=== Records shown ===
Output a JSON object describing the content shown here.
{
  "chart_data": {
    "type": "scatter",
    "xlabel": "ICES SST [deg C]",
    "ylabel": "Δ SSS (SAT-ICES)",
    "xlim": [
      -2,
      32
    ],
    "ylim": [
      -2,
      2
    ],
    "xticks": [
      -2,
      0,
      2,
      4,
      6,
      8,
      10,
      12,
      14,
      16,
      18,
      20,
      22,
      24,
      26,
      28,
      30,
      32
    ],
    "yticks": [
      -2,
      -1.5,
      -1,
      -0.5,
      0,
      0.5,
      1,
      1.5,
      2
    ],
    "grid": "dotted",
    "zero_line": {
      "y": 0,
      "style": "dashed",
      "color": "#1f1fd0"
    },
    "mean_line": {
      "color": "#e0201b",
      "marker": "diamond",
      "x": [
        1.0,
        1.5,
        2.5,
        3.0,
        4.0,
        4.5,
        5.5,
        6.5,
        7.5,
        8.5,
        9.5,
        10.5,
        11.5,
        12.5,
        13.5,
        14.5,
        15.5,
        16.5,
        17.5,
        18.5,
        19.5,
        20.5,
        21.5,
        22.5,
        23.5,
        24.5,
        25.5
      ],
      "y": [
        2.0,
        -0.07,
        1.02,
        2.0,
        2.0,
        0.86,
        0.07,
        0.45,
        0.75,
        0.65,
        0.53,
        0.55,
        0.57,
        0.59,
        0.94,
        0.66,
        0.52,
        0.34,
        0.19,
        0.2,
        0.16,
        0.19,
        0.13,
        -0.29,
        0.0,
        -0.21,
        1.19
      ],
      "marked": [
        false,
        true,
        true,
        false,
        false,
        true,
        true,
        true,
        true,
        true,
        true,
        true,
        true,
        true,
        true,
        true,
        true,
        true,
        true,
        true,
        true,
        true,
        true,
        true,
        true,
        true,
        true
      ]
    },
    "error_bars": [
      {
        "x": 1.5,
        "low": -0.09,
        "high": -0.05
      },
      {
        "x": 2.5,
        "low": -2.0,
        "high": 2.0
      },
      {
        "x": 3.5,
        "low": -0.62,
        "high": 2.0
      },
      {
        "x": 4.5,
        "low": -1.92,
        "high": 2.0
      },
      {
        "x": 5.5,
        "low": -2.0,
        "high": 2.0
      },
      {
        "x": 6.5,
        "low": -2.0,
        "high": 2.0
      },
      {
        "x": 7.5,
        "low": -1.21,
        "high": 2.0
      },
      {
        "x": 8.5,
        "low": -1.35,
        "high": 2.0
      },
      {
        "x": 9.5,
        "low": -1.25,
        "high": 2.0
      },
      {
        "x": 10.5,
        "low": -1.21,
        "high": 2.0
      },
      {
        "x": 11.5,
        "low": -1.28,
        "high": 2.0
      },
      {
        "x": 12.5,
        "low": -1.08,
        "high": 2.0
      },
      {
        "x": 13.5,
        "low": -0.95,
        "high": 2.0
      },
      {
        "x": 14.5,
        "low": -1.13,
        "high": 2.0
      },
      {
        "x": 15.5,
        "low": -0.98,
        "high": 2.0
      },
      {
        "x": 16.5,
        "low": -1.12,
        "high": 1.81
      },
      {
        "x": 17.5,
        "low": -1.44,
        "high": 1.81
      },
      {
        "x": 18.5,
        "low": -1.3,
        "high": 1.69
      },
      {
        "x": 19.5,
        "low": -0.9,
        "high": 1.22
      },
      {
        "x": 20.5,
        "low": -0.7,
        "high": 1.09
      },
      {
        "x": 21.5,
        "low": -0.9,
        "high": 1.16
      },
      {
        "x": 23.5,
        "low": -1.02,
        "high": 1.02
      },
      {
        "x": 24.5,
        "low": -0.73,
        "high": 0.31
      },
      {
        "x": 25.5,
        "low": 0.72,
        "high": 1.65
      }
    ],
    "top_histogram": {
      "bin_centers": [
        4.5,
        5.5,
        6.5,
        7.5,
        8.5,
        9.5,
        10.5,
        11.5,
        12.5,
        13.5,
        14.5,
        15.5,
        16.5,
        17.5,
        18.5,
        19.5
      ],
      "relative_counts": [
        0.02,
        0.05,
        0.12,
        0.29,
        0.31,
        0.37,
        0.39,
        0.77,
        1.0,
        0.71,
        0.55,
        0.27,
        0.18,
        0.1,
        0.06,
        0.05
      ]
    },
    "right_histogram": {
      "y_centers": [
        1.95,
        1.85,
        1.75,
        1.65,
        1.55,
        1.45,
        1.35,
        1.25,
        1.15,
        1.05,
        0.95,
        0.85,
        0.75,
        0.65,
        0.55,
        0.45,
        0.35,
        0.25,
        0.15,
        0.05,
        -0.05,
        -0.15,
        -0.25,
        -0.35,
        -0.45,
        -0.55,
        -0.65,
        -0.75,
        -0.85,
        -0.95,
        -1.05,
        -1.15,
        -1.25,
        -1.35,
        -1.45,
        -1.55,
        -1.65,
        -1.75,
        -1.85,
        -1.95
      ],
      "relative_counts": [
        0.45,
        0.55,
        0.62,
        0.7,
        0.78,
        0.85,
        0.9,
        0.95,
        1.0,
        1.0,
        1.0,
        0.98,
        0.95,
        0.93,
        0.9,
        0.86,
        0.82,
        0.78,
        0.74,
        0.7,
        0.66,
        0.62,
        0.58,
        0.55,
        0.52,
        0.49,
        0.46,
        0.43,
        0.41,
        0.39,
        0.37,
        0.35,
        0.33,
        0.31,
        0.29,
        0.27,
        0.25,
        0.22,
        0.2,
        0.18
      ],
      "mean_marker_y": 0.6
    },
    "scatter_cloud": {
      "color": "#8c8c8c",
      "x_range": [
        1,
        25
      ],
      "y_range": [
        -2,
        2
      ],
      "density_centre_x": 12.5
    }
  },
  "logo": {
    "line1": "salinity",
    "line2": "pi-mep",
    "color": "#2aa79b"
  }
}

=== Goal of the exercise ===
Look through the records and gather every line containing "ICES".

=== Exercise output ===
    "xlabel": "ICES SST [deg C]",
    "ylabel": "Δ SSS (SAT-ICES)",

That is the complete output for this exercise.